Tonight ASEAN should celebrate both its achievements and its potential.  It and the generations of leaders in the ASEAN governments and institutions who worked on its formation and operations deserve this.  Then the next morning, it will be time to get back to work, for there is much to be done.

Wednesday, December 9, 2015

With AEC in Sight, an Old ASEAN Project Lingers On

The Nation today reported on a controversial power plant being built to power a potash mine in Thailand.  What’s interesting about the dispute is that it involves an ASEAN project that dates back to the earliest days of ASEAN economic cooperation, just as the ASEAN Economic Community (AEC) is about to be launched formally later this month.

The AEC is just the latest iteration of economic cooperation in Southeast Asia, a process that dates back to the 1967 Bangkok Declaration. However, the scope and vision of economic integration has changed over the years. Originally economic cooperation was driven more by the ASEAN governments, rather than the private sector. As such, the priorities of ASEAN governments focused more on collaboration on economic matters to promote social and political stability, rather than economic competitiveness.  This is reflected in the 1976 Bali Concord I declaration, which called for ASEAN members to provide mutual support in food and energy.

* WHAT TO WORK ON:
[a] Please decide whether each statement agrees with the passage on ASEAN economic cooperation, answering yes or no and quoting the words that settle it: (i) The Bangkok Declaration dates from 1967. (ii) ASEAN economic cooperation was originally driven more by the private sector than by governments. (iii) The Bali Concord I declaration called for mutual support in food and energy.
[b] Write the next part of the passage on ASEAN economic cooperation, picking up after its final sentence.

Stored data:

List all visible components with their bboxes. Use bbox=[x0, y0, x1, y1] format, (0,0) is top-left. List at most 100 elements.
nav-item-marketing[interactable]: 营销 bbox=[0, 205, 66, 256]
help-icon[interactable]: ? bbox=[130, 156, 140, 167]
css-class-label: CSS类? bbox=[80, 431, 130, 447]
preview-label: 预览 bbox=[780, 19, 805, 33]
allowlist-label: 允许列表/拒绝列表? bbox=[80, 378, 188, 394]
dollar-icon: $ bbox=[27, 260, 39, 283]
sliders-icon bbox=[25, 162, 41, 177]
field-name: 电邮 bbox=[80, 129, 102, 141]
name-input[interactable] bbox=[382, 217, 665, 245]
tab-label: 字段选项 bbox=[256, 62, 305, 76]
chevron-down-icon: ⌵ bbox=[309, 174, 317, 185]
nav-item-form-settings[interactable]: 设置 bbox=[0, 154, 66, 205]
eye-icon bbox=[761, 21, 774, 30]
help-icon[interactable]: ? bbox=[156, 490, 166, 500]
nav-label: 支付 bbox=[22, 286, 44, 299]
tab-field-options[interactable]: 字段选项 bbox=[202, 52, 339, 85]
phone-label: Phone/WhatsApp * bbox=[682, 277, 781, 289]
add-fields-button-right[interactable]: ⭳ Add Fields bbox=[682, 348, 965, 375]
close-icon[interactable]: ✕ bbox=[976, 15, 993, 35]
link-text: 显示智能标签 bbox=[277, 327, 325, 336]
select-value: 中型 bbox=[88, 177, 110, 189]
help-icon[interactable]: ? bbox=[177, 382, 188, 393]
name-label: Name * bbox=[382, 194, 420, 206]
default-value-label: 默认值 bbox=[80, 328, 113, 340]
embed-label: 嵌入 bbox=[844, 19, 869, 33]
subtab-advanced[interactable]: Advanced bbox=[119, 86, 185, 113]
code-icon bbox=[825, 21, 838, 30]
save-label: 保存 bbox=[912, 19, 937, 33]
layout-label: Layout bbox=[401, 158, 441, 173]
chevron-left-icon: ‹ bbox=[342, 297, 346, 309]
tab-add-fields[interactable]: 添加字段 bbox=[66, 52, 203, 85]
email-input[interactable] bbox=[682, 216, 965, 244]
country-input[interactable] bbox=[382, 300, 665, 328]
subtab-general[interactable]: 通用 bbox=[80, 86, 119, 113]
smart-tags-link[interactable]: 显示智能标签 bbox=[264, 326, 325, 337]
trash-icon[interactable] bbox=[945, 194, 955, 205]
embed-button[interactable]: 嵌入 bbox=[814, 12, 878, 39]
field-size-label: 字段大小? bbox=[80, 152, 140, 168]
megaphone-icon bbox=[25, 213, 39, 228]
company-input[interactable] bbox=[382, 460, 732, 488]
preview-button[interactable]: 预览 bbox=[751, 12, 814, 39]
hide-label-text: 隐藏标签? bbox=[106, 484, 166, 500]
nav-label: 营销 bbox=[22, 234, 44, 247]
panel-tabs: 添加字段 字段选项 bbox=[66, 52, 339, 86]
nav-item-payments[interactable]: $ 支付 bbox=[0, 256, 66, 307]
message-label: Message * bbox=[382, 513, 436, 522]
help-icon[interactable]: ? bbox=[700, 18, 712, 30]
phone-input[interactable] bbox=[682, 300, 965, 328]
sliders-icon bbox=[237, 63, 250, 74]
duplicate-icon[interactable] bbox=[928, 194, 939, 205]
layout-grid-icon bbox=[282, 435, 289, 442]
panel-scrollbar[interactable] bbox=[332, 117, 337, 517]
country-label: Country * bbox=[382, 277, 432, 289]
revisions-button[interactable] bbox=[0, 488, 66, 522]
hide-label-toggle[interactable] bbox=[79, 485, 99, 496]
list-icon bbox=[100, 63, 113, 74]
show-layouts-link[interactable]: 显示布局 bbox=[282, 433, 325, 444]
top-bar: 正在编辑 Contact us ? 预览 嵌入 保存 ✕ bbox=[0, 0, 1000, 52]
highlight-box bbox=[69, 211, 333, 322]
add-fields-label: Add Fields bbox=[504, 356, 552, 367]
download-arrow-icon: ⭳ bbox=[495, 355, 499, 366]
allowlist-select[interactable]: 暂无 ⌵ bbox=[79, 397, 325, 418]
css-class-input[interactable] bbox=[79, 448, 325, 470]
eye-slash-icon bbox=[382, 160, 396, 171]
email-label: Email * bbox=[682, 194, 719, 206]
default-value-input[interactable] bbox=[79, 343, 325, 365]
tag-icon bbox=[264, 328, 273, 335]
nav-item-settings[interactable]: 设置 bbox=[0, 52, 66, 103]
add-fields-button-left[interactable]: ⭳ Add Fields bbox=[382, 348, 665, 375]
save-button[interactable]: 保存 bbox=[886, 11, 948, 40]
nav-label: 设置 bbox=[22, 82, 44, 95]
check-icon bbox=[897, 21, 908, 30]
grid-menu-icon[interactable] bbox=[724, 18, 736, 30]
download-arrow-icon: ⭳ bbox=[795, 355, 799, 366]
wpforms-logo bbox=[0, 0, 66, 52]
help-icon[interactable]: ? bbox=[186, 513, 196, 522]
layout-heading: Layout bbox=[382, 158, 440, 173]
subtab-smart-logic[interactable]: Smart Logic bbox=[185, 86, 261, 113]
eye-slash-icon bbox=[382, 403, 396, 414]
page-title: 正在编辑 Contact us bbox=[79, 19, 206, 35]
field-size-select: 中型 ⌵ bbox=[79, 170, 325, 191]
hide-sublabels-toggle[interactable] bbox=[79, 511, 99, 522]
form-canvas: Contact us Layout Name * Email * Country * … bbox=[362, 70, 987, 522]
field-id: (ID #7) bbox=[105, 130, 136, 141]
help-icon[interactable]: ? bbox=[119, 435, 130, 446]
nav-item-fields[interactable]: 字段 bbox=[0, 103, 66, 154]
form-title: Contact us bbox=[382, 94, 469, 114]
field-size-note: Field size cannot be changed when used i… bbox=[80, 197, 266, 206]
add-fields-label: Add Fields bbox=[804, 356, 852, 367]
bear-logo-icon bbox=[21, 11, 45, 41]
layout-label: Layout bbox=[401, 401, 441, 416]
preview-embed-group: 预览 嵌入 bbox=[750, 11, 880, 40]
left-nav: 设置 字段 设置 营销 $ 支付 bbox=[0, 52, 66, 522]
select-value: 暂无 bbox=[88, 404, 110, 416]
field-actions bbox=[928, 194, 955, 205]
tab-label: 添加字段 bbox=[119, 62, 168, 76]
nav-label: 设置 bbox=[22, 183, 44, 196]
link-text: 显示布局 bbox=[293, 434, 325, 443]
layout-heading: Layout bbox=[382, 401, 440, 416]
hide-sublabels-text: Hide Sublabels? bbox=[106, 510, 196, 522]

* EXERCISE RESULTS:
[a]
(i) Yes: "a process that dates back to the 1967 Bangkok Declaration."
(ii) No: "Originally economic cooperation was driven more by the ASEAN governments, rather than the private sector."
(iii) Yes: "which called for ASEAN members to provide mutual support in food and energy."

[b]
This vision was implemented in the ASEAN Industrial Project (AIP) scheme of 1980.  Under the AIP, each ASEAN member would sponsor an industrial project. The host government and its private sector would take 60% shareholding, with the other member governments taking up the remaining 40%.  The output of each project would receive trade preferences for exports to other ASEAN countries under the ASEAN Preferential Trading Arrangements agreement (APTA), and would have exclusivity within ASEAN.

Given these priorities, it was no surprise that the AIP projects focused on agriculture, e.g., food security: Indonesia (urea), Malaysia (urea) and the Philippines (phosphates). Thailand started in soda ash, then changed its project to potash, which is used in the production of fertilizer. Singapore proposed a diesel engine project, which was somewhat related to agriculture since the engines could be used to power agricultural equipment. 

Unfortunately, the APTA and AIP schemes were not successful. APTA failed because it only provided for relative reductions in import duties, rather than absolute reductions (a 50% reduction of a 100% import duty leaves a significant duty in place) and because it only covered a limited number of products (the most infamous being snow removal equipment, useless in a tropical region).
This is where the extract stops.